• **Exercise tasks**
1. The article on The U.S. Army Band's concerts of music by The Who describes Staff Sgt. Tim Whalen's process for preparing the cover. List each step of that process in order.
2. Answer these questions from the article on The U.S. Army Band's concerts of music by The Who.
(a) How long was each of the two presentations?
(b) How many pieces make up the TUSAB Rock Orchestra?
(c) In which hall were the concerts held?
3. In the article on The U.S. Army Band's concerts of music by The Who, rewrite the paragraph beginning "Pounding out anthems" as one shorter sentence that keeps its main facts.

--- Reading text ---

Maintenance window scheduled to begin at February 14th 2200 est. until 0400 est. February 15th

(e.g. yourname@email.com)

Forgot Password?

    Defense Visual Information Distribution Service Logo

    The U.S. Army Band rocks to The Who

    The US Army Band rocks to The Who

    Photo By Brian Parker | The U.S. Army Band's Staff Sgt. Tim Whalen plays the keyboard during the classic rock...... read more read more

    JOINT BASE MYER-HENDERSON HALL, VA, UNITED STATES

    11.02.2013

    Courtesy Story

    Joint Base Myer-Henderson Hall

    By Jim Dresbach
    Pentagram Staff Writer

    JOINT BASE MYER-HENDERSON HALL, Va. - The originators of the rock opera were magnificently covered the weekend of Nov. 2 at Joint Base Myer-Henderson Hall's Brucker Hall.

    Pounding out anthems widely associated with the Rock and Roll Hall of Fame band, The Who, The United States Army Band, "Pershing's Own," cranked out a pair of solid 70-minute presentations highlighting the classic popular music of the legendary British band.

    The Nov. 2 and 3 concerts combined "Pershing's Own" Downrange with the 45-piece TUSAB Rock Orchestra for a multi-rhythm flashback to the late 1960s and early 1970s.

    Putting the whole musical ensemble together was Downrange's Staff Sgt. Tim Whalen, who tripled as musical arraigner, keyboard player and vocalist. Whalen's process for pitching The Who cover involved selecting a list of appropriate songs, receiving command approval, asking for colleague feedback and then knocking out the notes and making musical decisions which took two to three months.

--- Extracted entries ---

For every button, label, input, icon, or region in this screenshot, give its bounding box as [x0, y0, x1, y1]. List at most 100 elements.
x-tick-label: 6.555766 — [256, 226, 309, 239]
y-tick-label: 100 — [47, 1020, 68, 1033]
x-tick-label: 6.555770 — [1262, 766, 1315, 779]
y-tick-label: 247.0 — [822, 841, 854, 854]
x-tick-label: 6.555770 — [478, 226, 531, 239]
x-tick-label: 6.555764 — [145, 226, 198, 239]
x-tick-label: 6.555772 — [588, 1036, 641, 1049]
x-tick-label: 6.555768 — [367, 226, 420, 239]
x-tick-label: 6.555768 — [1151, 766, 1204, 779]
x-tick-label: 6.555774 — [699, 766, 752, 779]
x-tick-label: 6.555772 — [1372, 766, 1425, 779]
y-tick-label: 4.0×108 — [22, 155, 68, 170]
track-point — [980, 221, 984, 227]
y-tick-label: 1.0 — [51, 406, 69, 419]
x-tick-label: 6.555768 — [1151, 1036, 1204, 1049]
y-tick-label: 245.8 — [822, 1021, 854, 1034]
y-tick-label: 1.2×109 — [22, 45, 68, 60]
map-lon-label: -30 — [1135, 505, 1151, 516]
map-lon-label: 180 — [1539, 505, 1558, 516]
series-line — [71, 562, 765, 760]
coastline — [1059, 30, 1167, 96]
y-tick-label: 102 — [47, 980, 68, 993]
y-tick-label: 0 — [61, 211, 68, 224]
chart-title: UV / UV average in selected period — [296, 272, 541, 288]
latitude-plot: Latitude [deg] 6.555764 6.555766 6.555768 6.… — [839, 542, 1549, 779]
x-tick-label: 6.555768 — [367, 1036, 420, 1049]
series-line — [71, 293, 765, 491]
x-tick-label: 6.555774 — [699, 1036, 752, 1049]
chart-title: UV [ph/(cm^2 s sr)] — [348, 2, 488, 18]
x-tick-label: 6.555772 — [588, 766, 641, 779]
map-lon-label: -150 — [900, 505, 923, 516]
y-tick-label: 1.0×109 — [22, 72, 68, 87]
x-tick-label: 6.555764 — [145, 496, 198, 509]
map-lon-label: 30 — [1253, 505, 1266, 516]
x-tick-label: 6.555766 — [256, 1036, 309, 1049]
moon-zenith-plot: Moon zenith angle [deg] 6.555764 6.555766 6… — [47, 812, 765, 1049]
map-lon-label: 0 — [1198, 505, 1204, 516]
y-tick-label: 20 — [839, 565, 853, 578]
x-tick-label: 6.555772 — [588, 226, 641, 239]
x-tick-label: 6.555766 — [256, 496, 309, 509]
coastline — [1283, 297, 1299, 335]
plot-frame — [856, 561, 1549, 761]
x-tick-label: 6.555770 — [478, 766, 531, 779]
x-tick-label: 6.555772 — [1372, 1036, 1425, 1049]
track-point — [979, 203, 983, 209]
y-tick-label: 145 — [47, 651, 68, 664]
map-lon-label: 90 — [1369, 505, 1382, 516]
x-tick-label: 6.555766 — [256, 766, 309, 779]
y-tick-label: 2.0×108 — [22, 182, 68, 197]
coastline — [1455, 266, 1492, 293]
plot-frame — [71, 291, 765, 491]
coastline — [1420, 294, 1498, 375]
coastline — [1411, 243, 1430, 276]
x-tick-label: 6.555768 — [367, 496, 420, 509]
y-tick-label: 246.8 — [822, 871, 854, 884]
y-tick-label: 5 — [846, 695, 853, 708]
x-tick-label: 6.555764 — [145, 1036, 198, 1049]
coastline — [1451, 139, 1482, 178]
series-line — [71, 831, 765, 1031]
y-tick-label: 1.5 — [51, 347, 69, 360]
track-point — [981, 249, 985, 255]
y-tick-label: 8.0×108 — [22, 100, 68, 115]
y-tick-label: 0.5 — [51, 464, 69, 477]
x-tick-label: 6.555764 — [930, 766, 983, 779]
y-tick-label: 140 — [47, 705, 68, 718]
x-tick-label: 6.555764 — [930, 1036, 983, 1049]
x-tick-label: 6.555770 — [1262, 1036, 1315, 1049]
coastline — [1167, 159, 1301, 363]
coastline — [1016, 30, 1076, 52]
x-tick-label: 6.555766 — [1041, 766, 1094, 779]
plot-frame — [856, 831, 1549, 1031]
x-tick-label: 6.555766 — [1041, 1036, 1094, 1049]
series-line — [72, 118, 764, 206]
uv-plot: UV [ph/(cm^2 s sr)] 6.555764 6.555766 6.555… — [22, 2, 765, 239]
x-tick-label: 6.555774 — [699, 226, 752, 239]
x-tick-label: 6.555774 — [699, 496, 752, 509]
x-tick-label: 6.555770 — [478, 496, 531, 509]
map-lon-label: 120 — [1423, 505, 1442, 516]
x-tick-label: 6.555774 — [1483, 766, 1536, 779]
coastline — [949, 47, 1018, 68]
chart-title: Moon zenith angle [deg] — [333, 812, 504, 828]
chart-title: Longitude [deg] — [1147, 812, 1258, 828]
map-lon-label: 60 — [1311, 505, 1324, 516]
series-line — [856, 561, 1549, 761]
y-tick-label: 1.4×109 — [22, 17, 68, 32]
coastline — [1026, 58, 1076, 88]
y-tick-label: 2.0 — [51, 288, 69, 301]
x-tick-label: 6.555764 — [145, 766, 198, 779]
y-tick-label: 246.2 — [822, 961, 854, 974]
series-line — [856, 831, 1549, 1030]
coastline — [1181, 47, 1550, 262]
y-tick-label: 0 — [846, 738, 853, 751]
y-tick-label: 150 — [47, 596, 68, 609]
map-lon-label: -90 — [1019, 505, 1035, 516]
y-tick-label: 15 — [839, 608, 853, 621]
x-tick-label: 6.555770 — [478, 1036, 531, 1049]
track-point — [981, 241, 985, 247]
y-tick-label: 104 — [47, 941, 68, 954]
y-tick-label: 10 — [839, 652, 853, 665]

---

• **Task solutions**
1.
1. Selecting a list of appropriate songs
2. Receiving command approval
3. Asking for colleague feedback
4. Knocking out the notes and making musical decisions

2.
(a) 70 minutes
(b) 45
(c) Brucker Hall, at Joint Base Myer-Henderson Hall

3. The United States Army Band, "Pershing's Own," gave two solid 70-minute presentations of classic popular music by The Who, the legendary British band in the Rock and Roll Hall of Fame.